Records excerpted from a collection =>
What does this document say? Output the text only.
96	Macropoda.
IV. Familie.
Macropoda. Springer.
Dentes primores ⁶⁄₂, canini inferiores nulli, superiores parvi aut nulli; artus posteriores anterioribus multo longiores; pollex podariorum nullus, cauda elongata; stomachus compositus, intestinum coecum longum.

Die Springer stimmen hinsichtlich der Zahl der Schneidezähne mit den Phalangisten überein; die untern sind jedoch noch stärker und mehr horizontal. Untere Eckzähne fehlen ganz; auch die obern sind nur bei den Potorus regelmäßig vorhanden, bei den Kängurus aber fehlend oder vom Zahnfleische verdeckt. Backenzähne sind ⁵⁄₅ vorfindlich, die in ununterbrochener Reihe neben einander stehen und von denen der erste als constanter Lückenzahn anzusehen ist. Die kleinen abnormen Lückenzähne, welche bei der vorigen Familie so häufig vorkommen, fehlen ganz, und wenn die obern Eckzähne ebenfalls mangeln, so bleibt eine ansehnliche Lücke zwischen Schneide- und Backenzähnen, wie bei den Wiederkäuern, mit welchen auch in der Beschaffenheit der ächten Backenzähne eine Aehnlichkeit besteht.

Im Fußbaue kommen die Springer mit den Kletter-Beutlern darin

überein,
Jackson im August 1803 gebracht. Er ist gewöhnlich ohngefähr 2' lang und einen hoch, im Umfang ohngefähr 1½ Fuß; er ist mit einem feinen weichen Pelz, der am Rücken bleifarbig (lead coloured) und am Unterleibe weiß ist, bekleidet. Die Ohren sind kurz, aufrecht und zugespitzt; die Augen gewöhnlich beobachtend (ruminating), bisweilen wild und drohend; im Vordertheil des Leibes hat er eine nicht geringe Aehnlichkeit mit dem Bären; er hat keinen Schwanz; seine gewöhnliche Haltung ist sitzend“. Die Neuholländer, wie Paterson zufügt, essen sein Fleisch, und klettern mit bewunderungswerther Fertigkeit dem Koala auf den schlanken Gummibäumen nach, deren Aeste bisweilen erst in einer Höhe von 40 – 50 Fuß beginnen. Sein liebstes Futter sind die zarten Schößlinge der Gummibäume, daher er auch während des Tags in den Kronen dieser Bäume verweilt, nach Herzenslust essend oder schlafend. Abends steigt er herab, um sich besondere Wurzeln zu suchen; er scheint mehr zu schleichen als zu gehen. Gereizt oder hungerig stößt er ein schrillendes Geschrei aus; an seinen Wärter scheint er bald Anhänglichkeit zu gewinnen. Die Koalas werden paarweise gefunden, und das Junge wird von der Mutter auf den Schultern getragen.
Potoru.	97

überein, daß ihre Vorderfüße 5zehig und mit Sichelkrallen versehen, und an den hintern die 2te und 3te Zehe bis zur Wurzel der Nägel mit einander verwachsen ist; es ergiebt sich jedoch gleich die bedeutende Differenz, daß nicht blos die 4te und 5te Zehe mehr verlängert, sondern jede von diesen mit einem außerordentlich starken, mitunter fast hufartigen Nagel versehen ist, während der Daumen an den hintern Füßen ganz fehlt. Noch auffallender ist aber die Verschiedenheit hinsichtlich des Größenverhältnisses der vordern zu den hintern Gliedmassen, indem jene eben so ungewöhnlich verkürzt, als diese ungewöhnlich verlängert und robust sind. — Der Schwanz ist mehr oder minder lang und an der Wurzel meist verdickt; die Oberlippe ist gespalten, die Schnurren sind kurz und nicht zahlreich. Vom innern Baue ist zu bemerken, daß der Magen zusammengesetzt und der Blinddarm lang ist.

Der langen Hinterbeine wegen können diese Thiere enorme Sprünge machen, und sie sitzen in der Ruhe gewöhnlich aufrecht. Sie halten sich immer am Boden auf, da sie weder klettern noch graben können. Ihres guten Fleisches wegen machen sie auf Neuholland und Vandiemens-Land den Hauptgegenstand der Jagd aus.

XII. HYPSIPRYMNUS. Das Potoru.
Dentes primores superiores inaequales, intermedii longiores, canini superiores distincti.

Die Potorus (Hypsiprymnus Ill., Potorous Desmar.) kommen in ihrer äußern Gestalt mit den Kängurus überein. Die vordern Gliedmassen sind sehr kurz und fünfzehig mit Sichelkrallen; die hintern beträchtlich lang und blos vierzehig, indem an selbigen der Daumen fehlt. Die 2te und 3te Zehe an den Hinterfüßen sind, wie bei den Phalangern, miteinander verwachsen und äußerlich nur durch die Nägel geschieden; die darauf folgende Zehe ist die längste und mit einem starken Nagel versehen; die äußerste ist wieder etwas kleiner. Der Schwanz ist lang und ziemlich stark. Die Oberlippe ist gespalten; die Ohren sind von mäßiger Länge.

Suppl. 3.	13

Exercise description =>
What count of lines in the listing contain the word "hinsichtlich"? Reply with the number only.

Full answer =>
2